**Excerpted passage:**
>>>

Sparks Networks - Junior Data Engineer task
Techstack used - * Python/Pandas (scripting / Programming) * Airflow (orchestrator) * Postgresql (database) Datawarehouse * Bigquery Datawarehouse * Docker containers * git (code/version management)
See dataflow.png for the High level design of the project.
For the PII info we have used Column level access so that only those info that are required by the final users are provided , they are restricted of any other columns. See file "sparks.sql" for complete info about the tables , roles and other object.
We have dags folder having the sparkdag.py file which is responsible for the ETL process.
Steps to generate and run the DAG.
1> clone the git using git clone https://github.com/Villain1401036/Sparks.git
2> install docker and docker compose
use this link for more info
https://docs.docker.com/engine/install/ubuntu/
3> go into the directory /Sparks and run docker compose up
cd Sparks
docker compose up
4> run the postgresinstall.sh in Sparks folder /Sparks/postgresinstall.sh
sh postgresinstall.sh
This will install the postgres and create the tables in the postgres database
5> open airflow webserver UI using :8080 eg - 192.168.4.21:8080
6> open connections and add GCP connection as *Connection id - gcp_conn_default *connection type - Google Cloud *Project Id - sparks-363212 *keyfileJson - ( Due to its privacy Please ask me on [email protected] for setup )
7> Run the Sparks DAG in the DAGs in Airflow UI
** Project was made on a Virtual Machine (using Ubuntu as the unix system ) for different system there may be some changes .

<<<

**Given task:** In the Sparks data engineering task description, what Connection id should be given to the GCP connection in Airflow?

**Given information:**
>>>

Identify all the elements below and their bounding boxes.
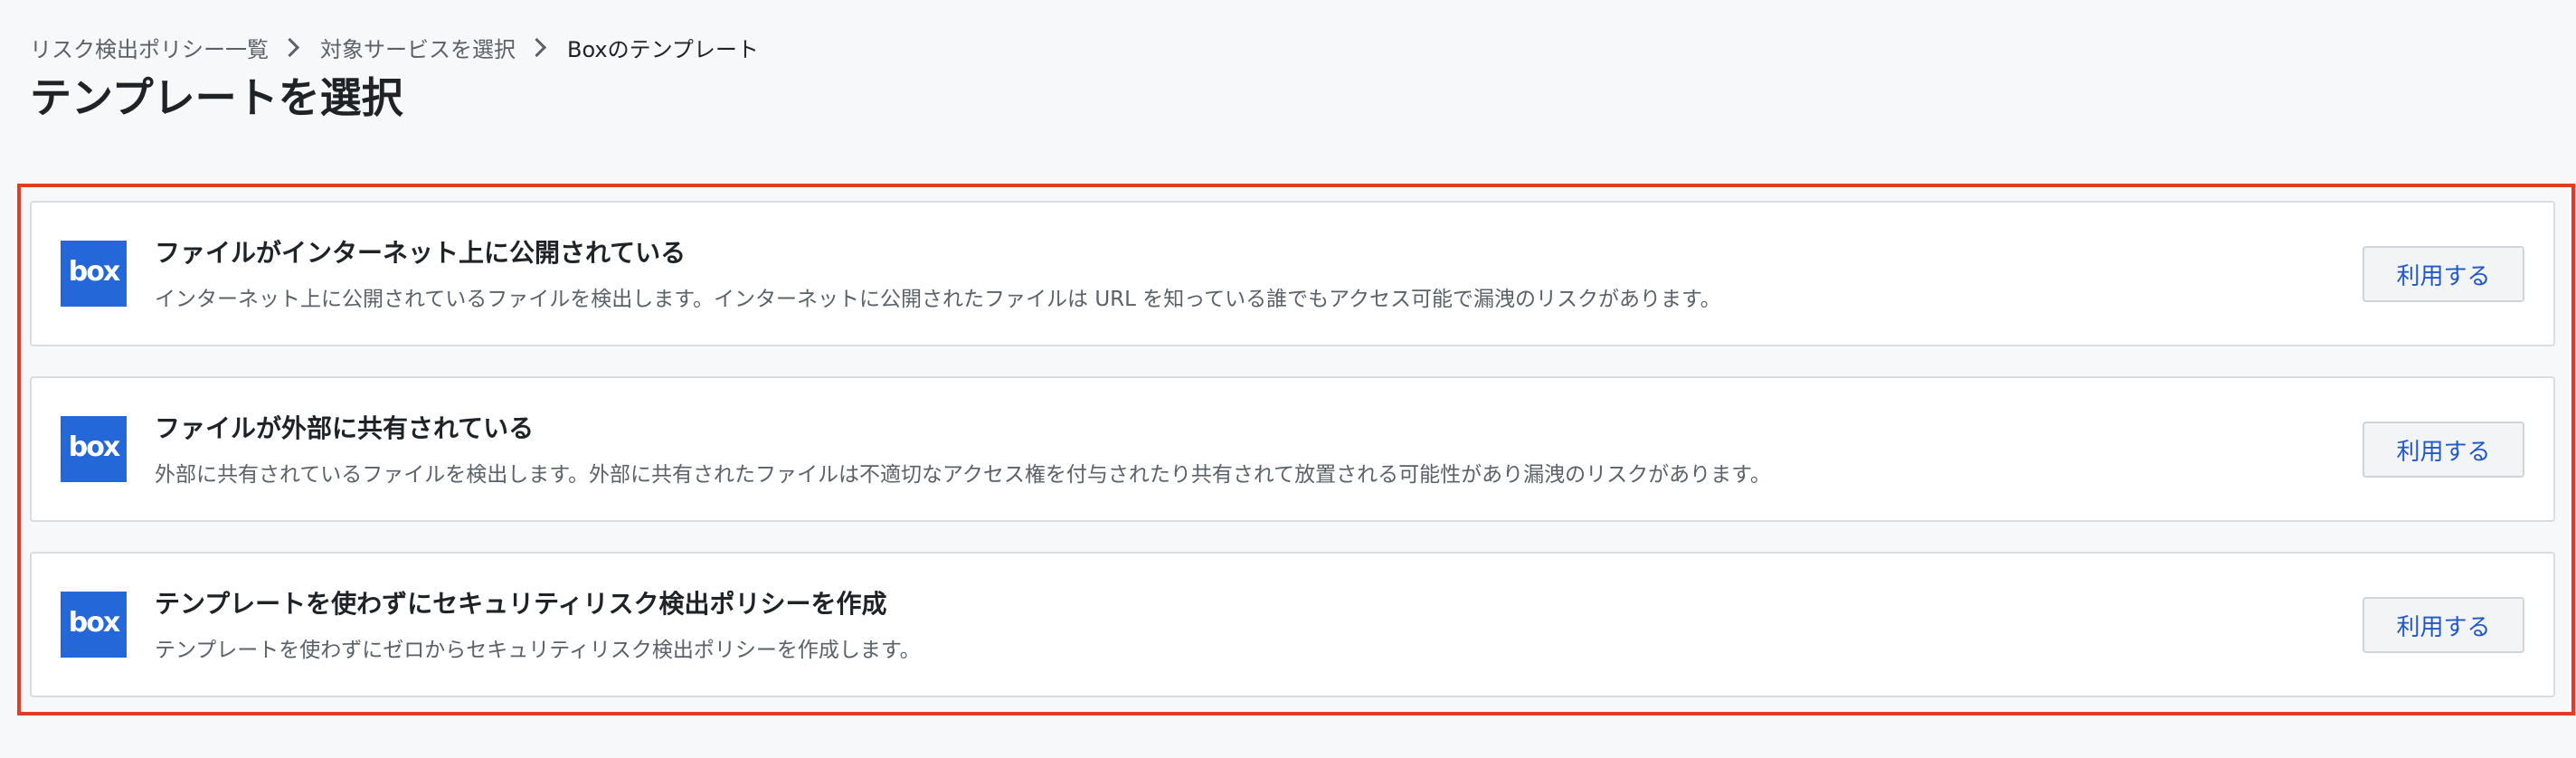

<<<

**Complete answer:** gcp_conn_default